**Data rows**:
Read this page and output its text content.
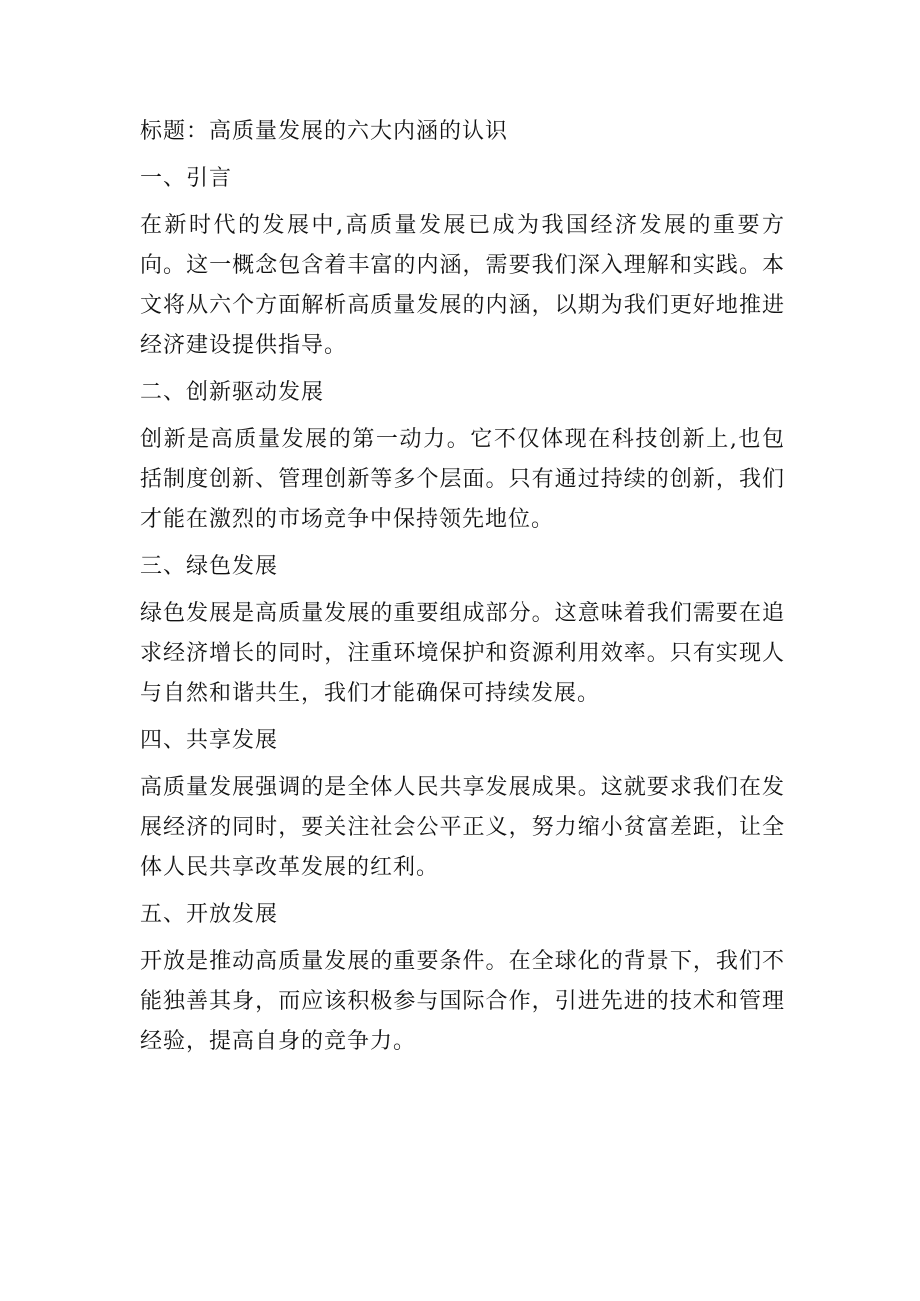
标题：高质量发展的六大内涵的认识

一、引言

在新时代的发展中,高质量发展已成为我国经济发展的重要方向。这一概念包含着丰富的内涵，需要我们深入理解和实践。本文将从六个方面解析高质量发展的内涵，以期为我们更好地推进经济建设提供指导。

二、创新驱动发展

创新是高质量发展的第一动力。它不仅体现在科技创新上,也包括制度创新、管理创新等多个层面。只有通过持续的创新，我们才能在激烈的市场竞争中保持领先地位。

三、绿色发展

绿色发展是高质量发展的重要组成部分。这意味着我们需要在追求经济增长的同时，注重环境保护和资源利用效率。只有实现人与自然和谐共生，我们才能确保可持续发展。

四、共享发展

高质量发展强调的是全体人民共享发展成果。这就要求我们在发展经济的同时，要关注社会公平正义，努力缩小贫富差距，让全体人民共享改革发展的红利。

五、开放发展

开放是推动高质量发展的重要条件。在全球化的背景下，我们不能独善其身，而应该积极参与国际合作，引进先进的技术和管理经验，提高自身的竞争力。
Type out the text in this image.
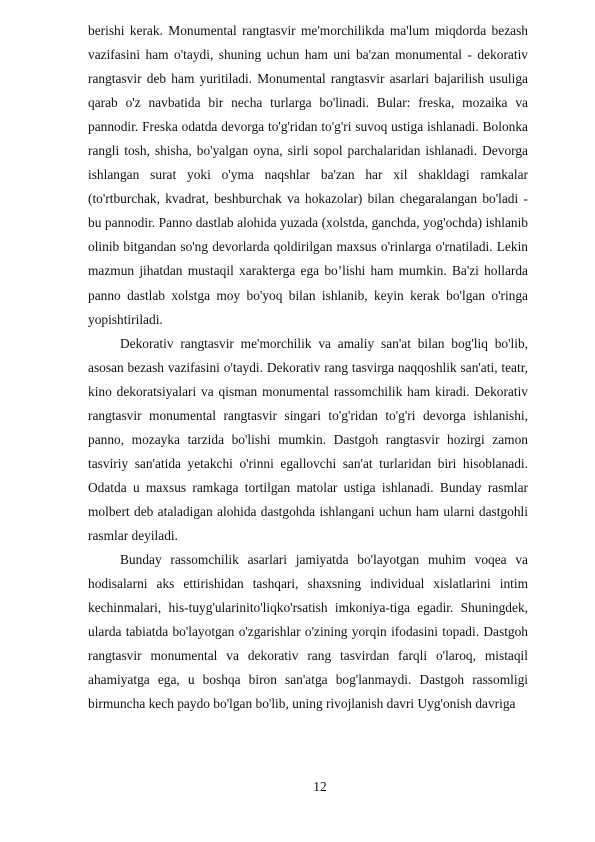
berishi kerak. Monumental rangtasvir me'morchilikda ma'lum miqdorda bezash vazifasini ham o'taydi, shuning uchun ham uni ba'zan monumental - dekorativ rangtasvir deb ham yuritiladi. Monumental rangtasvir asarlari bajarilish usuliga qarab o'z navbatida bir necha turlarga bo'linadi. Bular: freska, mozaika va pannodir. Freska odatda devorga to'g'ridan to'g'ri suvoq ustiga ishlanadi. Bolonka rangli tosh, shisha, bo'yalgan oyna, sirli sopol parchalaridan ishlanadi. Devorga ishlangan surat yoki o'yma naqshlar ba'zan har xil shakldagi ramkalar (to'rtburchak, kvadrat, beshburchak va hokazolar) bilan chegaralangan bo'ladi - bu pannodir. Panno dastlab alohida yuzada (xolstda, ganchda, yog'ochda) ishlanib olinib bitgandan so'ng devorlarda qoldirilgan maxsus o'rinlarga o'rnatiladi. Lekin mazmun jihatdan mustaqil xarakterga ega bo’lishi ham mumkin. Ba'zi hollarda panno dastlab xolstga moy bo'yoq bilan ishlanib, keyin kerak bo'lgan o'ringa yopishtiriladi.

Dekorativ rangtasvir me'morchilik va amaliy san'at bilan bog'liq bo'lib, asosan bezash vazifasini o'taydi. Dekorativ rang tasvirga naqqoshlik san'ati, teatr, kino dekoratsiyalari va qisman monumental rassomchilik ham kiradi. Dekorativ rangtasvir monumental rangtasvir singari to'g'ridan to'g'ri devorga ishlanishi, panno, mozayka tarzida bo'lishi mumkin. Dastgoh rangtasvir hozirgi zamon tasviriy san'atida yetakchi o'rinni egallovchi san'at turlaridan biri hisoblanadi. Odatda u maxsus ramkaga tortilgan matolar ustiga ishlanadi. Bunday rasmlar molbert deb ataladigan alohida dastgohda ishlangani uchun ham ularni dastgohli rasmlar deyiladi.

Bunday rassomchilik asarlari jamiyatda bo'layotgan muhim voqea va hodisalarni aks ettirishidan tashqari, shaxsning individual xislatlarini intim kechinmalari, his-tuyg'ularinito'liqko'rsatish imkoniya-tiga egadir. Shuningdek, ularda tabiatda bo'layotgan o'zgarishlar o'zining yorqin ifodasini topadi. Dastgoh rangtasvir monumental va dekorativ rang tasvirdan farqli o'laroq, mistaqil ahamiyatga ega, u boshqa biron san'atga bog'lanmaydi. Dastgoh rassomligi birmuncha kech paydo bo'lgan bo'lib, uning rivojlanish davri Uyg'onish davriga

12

...

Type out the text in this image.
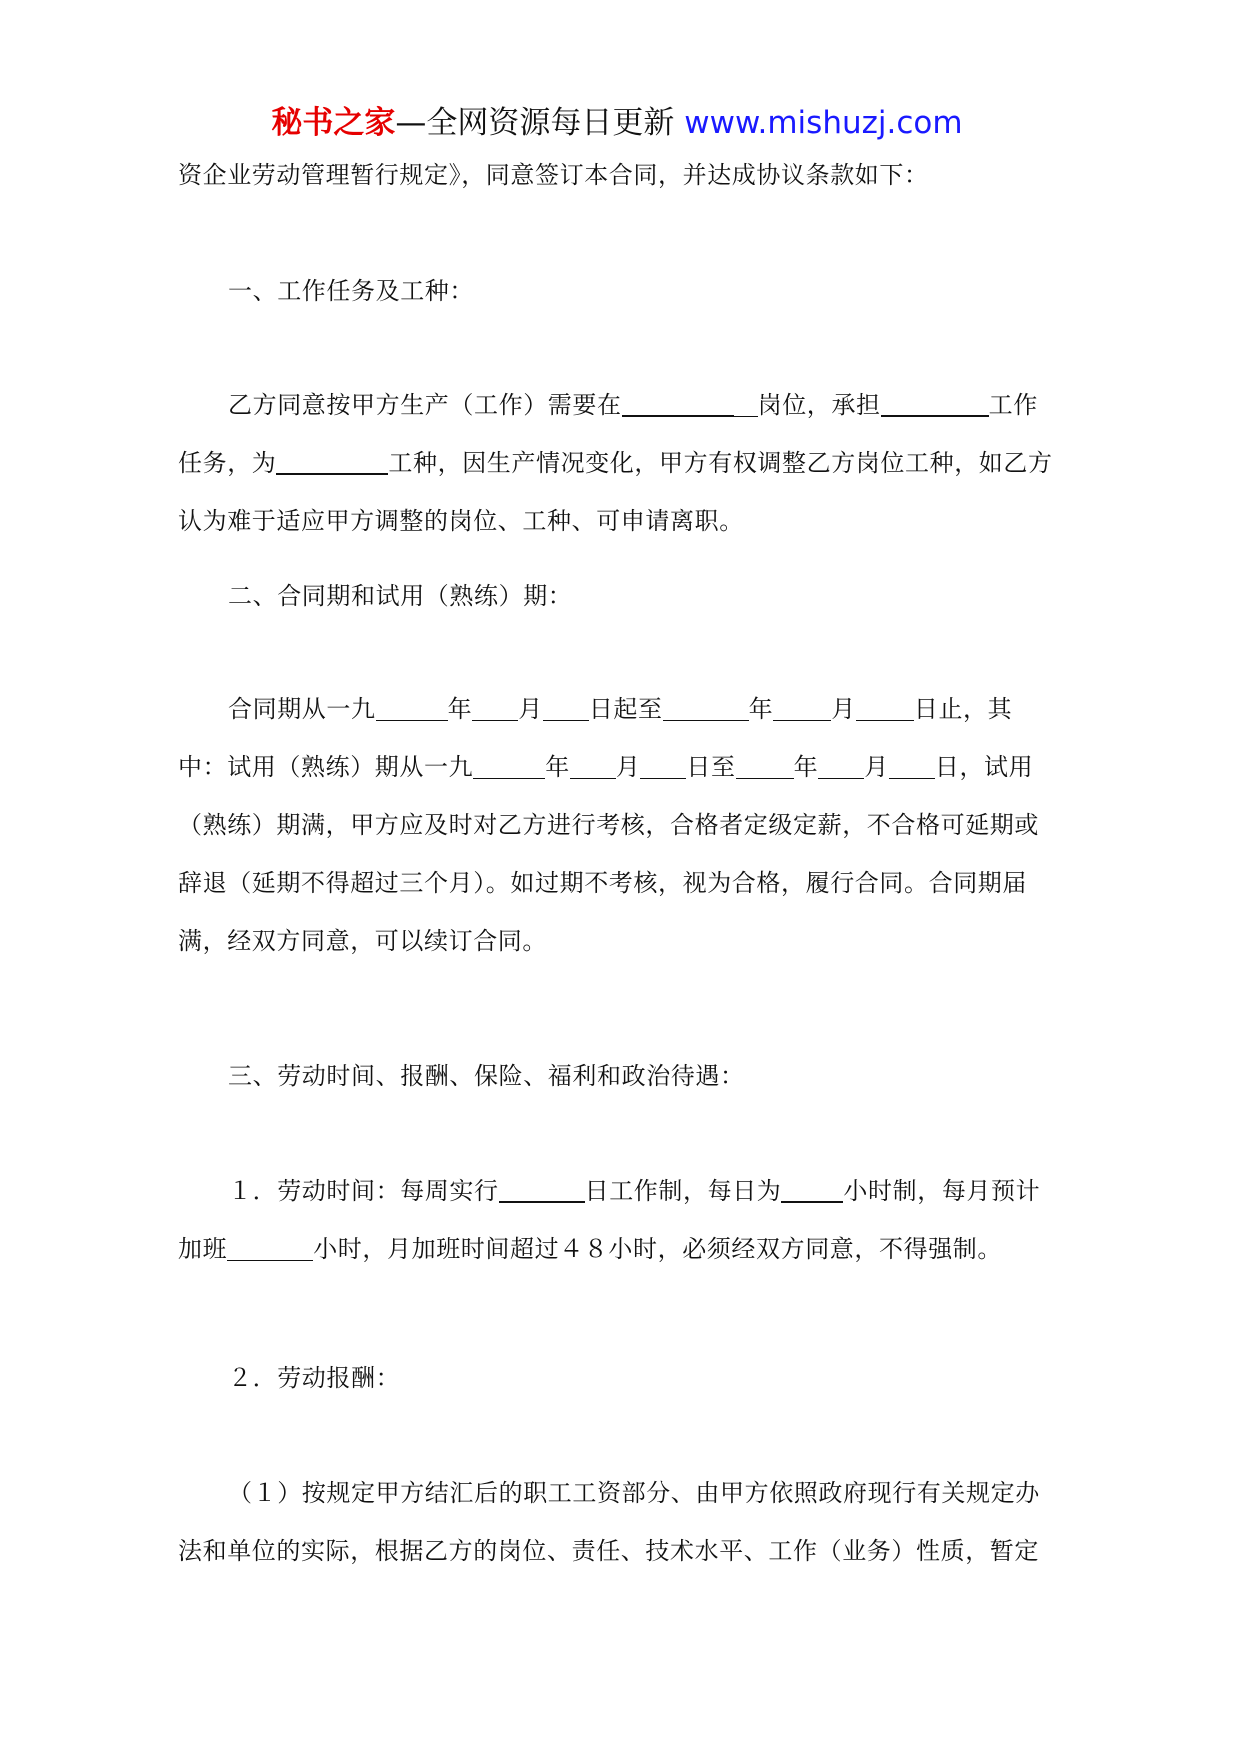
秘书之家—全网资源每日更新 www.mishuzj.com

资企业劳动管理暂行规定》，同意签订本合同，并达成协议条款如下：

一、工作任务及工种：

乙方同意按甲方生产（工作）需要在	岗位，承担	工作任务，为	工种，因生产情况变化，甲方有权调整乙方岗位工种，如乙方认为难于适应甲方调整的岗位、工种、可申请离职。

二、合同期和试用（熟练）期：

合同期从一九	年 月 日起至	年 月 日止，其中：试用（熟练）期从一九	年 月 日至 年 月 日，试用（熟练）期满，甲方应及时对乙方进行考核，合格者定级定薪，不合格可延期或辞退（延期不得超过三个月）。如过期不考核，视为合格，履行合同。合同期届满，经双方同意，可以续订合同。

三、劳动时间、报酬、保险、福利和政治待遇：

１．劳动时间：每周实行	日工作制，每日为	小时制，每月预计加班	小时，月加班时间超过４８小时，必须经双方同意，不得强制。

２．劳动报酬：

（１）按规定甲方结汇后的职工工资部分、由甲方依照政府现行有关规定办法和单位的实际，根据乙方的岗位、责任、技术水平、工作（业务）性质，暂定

**What you should do**:
Copy out the lines in which the string "rassomchilik" appears.

**Worked answer**:
Dekorativ rangtasvir me'morchilik va amaliy san'at bilan bog'liq bo'lib, asosan bezash vazifasini o'taydi. Dekorativ rang tasvirga naqqoshlik san'ati, teatr, kino dekoratsiyalari va qisman monumental rassomchilik ham kiradi. Dekorativ rangtasvir monumental rangtasvir singari to'g'ridan to'g'ri devorga ishlanishi, panno, mozayka tarzida bo'lishi mumkin. Dastgoh rangtasvir hozirgi zamon tasviriy san'atida yetakchi o'rinni egallovchi san'at turlaridan biri hisoblanadi. Odatda u maxsus ramkaga tortilgan matolar ustiga ishlanadi. Bunday rasmlar molbert deb ataladigan alohida dastgohda ishlangani uchun ham ularni dastgohli rasmlar deyiladi.
Bunday rassomchilik asarlari jamiyatda bo'layotgan muhim voqea va hodisalarni aks ettirishidan tashqari, shaxsning individual xislatlarini intim kechinmalari, his-tuyg'ularinito'liqko'rsatish imkoniya-tiga egadir. Shuningdek, ularda tabiatda bo'layotgan o'zgarishlar o'zining yorqin ifodasini topadi. Dastgoh rangtasvir monumental va dekorativ rang tasvirdan farqli o'laroq, mistaqil ahamiyatga ega, u boshqa biron san'atga bog'lanmaydi. Dastgoh rassomligi birmuncha kech paydo bo'lgan bo'lib, uning rivojlanish davri Uyg'onish davriga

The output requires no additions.